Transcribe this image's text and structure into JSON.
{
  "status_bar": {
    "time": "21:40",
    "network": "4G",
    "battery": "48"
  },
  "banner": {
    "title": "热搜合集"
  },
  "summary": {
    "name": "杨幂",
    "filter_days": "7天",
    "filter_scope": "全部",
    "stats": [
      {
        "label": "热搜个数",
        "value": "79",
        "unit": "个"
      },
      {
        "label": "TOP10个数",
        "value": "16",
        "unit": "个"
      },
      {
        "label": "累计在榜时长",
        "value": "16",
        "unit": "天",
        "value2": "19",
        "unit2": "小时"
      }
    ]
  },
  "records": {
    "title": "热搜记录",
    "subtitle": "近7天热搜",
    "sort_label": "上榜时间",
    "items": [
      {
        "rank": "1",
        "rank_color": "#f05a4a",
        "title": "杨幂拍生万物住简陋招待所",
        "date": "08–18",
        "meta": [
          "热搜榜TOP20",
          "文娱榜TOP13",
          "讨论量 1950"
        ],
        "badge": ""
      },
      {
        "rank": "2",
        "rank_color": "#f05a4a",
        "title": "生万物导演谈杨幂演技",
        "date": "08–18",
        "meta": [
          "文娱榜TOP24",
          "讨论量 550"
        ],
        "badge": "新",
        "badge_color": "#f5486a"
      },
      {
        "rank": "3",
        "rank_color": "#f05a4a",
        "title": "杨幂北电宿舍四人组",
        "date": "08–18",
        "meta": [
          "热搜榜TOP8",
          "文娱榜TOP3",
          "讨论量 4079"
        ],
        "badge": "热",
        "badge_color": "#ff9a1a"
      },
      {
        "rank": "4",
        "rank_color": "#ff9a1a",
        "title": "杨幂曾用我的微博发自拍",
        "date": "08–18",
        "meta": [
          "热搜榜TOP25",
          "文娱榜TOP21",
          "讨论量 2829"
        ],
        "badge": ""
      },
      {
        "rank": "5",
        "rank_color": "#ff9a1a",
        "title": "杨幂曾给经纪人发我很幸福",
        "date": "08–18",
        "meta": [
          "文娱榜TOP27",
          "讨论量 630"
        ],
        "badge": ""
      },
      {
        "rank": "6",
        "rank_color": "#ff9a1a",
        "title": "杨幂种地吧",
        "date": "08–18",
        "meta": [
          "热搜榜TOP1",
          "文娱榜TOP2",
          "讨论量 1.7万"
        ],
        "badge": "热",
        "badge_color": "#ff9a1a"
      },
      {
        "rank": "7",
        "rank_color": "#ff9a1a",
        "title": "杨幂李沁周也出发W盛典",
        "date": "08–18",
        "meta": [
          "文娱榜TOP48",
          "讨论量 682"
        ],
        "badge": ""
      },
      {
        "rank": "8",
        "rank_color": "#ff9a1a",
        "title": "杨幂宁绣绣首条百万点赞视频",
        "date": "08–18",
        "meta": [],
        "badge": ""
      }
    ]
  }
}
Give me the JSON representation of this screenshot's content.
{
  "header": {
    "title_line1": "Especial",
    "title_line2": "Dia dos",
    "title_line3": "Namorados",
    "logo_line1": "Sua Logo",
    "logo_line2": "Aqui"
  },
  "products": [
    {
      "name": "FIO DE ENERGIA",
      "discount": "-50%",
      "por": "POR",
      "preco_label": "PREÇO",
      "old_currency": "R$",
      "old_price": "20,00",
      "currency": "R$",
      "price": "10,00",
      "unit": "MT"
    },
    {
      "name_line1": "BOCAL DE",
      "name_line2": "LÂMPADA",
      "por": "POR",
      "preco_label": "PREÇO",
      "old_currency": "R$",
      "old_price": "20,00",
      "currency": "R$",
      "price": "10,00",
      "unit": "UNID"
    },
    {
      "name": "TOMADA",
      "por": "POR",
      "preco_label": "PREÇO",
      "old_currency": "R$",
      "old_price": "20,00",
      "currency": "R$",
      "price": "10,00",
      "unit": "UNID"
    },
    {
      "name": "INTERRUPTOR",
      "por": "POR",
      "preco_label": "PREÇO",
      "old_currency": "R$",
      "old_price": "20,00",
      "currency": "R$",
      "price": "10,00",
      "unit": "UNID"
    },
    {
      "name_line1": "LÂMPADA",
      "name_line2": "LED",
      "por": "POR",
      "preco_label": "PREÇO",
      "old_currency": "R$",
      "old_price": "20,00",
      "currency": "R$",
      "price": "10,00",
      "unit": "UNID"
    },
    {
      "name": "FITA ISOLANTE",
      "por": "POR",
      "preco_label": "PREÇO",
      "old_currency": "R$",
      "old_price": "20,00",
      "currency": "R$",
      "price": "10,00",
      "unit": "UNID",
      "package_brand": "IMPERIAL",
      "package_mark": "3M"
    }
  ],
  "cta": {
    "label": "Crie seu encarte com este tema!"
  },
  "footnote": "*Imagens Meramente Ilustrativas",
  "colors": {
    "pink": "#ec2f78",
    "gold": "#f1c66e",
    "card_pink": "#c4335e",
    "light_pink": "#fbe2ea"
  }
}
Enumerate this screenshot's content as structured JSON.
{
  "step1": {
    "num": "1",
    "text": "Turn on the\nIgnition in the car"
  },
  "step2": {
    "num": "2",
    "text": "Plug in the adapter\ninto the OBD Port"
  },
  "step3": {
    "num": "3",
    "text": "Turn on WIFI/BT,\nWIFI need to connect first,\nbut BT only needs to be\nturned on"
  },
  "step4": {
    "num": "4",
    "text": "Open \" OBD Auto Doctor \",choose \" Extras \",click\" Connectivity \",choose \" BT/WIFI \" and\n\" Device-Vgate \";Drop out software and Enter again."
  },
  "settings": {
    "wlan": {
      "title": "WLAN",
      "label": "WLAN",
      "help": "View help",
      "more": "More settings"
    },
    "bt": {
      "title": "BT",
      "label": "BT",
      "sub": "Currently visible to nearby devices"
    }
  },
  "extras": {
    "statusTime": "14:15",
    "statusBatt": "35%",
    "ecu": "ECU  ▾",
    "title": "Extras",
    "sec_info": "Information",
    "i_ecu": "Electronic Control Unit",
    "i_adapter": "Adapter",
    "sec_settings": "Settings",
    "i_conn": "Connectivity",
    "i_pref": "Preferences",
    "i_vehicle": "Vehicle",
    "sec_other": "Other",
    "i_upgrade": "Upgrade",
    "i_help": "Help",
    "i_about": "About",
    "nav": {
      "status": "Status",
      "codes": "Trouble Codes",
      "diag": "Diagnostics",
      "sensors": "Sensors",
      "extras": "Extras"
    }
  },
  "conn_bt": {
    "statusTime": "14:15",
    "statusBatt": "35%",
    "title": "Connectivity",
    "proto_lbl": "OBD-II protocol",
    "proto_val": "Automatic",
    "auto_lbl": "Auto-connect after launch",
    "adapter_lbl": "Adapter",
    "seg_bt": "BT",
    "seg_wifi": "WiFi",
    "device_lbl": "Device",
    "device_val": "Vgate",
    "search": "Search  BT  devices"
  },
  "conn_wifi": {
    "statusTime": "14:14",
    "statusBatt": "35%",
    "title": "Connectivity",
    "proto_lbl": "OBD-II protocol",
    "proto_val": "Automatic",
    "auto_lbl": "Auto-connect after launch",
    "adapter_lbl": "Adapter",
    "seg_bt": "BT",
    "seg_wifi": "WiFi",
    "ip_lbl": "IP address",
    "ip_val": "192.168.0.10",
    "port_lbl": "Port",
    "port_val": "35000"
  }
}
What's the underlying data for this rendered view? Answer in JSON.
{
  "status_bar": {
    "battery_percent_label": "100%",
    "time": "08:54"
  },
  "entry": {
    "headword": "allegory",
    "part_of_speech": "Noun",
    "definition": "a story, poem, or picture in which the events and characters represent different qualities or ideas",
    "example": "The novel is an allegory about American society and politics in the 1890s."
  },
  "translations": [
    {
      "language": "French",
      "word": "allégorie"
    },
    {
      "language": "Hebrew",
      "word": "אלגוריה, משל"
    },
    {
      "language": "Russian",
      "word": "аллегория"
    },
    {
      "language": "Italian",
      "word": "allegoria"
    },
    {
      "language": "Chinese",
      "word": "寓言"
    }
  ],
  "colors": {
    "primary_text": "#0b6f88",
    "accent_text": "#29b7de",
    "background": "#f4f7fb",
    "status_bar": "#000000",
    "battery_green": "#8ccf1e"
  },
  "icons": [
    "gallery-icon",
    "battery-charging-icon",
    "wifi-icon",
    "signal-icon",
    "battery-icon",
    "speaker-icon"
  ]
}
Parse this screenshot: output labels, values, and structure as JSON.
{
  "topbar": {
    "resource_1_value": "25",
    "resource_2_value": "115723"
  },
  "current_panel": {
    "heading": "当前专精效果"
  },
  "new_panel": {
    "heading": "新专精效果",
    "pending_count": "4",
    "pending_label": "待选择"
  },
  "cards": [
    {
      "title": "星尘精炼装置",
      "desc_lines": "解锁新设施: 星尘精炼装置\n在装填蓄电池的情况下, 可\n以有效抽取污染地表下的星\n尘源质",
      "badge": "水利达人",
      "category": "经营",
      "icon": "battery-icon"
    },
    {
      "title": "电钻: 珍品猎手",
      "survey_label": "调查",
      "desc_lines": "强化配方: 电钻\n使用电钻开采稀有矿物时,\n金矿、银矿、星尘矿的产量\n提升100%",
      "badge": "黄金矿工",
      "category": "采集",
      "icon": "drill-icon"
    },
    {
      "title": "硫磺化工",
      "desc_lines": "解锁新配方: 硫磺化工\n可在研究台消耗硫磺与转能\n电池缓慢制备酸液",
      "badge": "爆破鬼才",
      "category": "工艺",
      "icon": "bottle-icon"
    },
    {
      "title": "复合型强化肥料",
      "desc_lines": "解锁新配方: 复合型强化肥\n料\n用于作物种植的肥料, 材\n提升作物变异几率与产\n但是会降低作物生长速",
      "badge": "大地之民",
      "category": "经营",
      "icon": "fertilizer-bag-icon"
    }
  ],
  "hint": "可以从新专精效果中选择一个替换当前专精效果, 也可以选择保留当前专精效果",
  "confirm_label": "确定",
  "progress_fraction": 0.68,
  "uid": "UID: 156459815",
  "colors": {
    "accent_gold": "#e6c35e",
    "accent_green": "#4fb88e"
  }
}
———
## DIRECTION
Take every line containing the word "this" and copy it.

## EXERCISE RESULT
Transcribe this image's text and structure into JSON.
Give me the JSON representation of this screenshot's content.
Enumerate this screenshot's content as structured JSON.
What's the underlying data for this rendered view? Answer in JSON.
Parse this screenshot: output labels, values, and structure as JSON.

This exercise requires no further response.